Figure content listings
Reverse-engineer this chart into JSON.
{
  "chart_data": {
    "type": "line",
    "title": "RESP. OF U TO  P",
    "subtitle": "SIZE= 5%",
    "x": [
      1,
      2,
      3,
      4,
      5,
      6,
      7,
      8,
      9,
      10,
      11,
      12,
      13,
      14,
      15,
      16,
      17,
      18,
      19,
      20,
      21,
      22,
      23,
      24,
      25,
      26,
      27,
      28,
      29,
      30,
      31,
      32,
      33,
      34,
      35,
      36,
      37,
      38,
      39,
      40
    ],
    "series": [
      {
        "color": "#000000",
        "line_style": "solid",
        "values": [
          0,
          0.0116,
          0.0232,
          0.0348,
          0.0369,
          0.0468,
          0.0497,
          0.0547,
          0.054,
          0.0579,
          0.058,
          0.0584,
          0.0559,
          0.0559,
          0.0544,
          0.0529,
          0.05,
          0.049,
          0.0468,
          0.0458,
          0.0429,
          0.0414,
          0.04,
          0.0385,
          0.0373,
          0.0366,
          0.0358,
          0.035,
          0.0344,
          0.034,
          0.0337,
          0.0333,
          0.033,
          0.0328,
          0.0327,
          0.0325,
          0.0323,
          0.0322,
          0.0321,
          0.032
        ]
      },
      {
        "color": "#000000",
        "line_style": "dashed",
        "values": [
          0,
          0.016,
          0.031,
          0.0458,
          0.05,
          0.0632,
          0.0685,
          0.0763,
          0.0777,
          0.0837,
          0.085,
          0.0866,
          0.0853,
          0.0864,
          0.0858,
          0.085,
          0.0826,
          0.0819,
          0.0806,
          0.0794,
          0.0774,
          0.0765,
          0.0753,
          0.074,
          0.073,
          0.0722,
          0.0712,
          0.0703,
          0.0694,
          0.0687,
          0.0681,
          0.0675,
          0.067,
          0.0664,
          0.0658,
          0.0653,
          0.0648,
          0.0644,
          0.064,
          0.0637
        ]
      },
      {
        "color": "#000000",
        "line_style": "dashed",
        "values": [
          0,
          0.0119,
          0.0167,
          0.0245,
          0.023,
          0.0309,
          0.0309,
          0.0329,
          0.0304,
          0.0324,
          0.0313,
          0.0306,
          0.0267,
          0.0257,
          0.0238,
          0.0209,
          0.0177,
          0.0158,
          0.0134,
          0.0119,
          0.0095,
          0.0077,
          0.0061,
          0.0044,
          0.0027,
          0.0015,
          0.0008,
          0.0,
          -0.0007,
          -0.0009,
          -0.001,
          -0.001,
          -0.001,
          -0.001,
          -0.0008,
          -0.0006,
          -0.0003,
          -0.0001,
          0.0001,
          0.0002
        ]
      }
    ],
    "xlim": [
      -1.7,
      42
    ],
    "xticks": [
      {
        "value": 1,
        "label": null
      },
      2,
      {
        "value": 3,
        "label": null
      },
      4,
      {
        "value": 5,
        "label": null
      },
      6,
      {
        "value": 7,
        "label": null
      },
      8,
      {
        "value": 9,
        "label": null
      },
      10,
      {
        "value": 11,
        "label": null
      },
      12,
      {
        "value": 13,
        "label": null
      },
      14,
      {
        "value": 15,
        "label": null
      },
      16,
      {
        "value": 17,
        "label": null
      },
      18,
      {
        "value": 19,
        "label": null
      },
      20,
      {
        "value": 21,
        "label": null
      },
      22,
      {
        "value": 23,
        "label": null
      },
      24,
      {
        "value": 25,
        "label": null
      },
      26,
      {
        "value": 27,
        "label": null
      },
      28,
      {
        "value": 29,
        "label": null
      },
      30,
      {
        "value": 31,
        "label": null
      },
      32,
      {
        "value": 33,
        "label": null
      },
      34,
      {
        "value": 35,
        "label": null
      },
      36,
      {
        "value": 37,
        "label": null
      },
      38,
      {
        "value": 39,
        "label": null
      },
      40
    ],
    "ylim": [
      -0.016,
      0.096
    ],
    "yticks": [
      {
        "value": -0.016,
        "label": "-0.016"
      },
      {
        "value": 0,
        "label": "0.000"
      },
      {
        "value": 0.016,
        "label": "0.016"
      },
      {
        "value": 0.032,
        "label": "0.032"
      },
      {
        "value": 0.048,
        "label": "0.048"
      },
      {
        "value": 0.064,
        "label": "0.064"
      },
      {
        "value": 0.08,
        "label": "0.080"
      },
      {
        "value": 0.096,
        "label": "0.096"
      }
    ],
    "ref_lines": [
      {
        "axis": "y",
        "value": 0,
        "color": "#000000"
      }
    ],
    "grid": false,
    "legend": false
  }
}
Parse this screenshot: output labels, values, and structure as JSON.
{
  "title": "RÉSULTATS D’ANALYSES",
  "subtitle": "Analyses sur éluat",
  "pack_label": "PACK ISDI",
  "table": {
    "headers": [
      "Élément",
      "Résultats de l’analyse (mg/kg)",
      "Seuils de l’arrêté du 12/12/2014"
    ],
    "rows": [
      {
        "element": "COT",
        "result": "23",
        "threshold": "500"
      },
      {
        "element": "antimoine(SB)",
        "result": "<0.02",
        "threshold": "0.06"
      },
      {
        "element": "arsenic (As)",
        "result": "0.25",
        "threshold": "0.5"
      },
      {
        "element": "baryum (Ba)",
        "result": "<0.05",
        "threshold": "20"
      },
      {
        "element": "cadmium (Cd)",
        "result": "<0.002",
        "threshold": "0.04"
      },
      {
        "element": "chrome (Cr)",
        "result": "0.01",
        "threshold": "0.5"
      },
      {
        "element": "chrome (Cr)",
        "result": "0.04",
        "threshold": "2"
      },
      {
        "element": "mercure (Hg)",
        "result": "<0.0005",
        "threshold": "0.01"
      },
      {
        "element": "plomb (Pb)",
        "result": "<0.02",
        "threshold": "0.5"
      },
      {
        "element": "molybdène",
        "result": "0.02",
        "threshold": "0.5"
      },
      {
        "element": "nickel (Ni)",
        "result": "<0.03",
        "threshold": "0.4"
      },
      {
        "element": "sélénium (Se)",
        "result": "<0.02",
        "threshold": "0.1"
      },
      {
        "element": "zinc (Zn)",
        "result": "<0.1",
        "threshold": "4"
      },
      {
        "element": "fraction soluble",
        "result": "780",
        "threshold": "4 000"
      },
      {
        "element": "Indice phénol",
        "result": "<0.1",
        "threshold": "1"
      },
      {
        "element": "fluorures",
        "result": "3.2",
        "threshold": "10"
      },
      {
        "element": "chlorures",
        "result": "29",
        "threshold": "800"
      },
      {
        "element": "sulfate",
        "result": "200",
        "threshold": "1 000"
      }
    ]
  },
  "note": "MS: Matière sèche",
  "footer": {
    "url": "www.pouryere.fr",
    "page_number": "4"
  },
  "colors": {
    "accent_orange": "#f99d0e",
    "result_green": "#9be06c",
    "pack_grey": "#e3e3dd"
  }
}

Set task: For the data above, state how many lines contain "JSON"; the number is the whole answer.

Full solution: 2